Exercise objective: Copy out each line that includes the word "următoare".

>>>

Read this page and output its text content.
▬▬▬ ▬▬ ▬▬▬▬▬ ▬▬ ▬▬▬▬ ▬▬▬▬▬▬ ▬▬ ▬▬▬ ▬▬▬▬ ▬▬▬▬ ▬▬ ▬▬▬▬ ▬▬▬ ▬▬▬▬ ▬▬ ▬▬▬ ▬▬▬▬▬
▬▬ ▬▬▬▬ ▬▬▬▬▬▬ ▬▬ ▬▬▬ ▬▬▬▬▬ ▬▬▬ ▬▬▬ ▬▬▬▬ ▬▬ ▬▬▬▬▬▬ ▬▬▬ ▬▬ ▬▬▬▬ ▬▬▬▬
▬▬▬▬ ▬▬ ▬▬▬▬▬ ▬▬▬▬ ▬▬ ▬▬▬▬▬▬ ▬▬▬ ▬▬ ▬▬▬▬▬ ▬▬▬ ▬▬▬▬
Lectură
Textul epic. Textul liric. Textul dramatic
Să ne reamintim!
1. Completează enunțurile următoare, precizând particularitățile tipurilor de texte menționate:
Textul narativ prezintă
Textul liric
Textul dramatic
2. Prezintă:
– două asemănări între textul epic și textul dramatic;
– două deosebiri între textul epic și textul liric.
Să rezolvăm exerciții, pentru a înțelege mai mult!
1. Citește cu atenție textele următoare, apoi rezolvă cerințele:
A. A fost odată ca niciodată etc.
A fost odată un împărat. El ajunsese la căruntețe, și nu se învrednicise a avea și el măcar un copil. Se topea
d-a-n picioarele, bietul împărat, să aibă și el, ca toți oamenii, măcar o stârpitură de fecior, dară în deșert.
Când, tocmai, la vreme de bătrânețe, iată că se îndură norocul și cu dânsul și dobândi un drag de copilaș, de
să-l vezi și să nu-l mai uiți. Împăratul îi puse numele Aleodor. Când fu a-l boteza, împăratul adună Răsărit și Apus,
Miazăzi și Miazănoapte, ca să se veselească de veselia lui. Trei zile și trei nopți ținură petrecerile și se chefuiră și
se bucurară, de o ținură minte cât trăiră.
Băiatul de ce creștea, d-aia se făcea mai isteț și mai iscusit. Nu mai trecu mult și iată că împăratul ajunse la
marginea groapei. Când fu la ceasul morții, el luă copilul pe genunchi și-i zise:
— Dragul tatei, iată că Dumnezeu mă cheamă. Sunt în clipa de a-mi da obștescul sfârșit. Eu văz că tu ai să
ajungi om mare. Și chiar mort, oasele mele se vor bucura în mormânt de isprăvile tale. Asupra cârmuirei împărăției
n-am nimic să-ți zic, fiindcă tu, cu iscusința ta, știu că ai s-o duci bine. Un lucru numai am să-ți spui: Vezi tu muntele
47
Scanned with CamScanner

<<<

Exercise output:
1. Completează enunțurile următoare, precizând particularitățile tipurilor de texte menționate:
1. Citește cu atenție textele următoare, apoi rezolvă cerințele:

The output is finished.